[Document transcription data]

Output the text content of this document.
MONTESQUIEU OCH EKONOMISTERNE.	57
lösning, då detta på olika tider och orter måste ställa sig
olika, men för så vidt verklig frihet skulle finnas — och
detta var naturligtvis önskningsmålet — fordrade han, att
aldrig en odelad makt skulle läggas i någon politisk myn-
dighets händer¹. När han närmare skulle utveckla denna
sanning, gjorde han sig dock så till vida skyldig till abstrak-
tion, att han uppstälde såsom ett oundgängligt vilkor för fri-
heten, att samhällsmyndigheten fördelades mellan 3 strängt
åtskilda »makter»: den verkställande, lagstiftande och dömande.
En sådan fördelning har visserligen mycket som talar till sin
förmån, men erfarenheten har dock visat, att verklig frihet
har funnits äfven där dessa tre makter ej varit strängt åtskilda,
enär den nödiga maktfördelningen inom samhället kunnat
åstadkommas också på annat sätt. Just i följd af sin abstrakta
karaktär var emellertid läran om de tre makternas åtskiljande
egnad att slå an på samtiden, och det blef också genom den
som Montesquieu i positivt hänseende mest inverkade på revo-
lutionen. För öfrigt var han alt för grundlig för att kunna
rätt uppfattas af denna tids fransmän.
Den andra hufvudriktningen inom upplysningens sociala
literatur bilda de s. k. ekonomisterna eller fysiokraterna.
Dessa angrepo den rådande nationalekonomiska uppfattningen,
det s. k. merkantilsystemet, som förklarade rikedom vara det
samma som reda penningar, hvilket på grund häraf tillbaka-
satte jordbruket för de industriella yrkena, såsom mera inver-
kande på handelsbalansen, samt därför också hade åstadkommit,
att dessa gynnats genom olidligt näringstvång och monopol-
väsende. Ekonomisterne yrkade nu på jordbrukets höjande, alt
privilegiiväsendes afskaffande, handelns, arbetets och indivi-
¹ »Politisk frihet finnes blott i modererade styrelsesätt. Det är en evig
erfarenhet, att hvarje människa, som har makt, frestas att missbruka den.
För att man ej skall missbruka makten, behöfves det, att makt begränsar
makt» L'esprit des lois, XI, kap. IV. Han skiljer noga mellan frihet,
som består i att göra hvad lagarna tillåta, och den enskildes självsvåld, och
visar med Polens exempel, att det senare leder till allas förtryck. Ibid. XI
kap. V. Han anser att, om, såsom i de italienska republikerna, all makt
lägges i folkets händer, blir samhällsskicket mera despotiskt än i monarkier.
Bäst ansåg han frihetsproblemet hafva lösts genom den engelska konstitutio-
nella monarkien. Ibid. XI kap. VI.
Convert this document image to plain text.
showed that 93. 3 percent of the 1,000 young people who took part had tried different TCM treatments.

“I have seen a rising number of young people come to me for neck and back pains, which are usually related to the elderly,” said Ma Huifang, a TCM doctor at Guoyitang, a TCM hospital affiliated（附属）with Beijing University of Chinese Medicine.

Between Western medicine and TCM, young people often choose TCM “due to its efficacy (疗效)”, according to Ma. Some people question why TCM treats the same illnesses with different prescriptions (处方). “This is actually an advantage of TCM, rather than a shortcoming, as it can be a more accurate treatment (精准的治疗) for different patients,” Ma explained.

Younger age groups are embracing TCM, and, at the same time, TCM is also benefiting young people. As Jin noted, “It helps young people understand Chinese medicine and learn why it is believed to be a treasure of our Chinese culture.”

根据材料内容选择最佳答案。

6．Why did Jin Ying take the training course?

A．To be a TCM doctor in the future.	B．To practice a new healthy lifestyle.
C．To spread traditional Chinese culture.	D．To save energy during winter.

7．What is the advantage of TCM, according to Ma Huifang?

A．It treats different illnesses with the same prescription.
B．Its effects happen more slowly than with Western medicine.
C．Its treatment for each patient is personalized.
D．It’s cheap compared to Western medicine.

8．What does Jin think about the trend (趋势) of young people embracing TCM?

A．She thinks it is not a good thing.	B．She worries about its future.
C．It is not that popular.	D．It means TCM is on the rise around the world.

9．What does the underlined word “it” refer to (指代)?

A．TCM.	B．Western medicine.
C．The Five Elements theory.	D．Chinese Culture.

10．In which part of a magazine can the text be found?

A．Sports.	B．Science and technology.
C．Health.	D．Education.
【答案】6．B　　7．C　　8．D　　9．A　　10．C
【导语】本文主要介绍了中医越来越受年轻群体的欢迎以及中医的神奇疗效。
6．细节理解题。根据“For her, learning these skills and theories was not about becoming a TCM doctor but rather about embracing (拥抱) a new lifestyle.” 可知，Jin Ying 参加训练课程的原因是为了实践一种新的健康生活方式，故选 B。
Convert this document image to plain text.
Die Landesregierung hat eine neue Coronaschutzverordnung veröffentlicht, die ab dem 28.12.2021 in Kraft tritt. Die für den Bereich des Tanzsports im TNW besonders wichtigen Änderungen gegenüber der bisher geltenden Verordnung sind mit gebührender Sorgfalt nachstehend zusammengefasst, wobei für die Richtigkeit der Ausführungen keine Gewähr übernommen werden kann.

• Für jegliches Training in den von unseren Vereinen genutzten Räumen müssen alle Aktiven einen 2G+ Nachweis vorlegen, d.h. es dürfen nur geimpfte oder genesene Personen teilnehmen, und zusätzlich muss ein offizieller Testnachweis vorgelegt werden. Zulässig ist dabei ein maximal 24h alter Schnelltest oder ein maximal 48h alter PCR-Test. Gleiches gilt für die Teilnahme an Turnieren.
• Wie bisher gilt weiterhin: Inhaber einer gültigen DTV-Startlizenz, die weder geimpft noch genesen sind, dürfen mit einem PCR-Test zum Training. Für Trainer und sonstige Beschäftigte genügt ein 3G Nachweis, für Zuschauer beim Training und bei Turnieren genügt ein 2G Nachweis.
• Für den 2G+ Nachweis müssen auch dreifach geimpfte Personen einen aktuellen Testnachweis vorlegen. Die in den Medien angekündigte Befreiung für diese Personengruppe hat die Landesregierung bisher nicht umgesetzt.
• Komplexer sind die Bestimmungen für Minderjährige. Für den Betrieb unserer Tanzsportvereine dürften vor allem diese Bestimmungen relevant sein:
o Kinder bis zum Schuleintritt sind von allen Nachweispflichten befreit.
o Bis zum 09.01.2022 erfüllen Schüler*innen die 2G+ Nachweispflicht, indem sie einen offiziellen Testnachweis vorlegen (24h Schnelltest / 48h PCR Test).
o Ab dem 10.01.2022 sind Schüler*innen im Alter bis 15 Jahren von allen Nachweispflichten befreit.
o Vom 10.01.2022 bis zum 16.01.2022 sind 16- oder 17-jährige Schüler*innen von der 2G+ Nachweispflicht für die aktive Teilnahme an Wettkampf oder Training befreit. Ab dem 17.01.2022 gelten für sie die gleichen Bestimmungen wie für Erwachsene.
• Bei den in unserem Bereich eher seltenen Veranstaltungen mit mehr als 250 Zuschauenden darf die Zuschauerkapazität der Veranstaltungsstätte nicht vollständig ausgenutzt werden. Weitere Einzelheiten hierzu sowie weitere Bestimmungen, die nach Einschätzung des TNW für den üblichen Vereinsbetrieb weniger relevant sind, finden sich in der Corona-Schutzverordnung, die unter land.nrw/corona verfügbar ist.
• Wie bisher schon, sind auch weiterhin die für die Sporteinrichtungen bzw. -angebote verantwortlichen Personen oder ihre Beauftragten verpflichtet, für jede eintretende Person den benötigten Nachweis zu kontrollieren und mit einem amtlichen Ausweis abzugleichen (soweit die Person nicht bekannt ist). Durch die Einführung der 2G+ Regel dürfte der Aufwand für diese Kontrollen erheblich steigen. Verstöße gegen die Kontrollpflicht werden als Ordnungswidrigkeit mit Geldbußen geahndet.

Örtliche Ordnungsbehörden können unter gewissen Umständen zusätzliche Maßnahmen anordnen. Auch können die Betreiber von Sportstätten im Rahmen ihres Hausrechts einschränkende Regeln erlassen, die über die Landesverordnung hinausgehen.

_WHAT YOU WILL DO_. In the entries above, find each line with the word "olika" and show it.

_SOLUTION BELOW_.
lösning, då detta på olika tider och orter måste ställa sig
olika, men för så vidt verklig frihet skulle finnas — och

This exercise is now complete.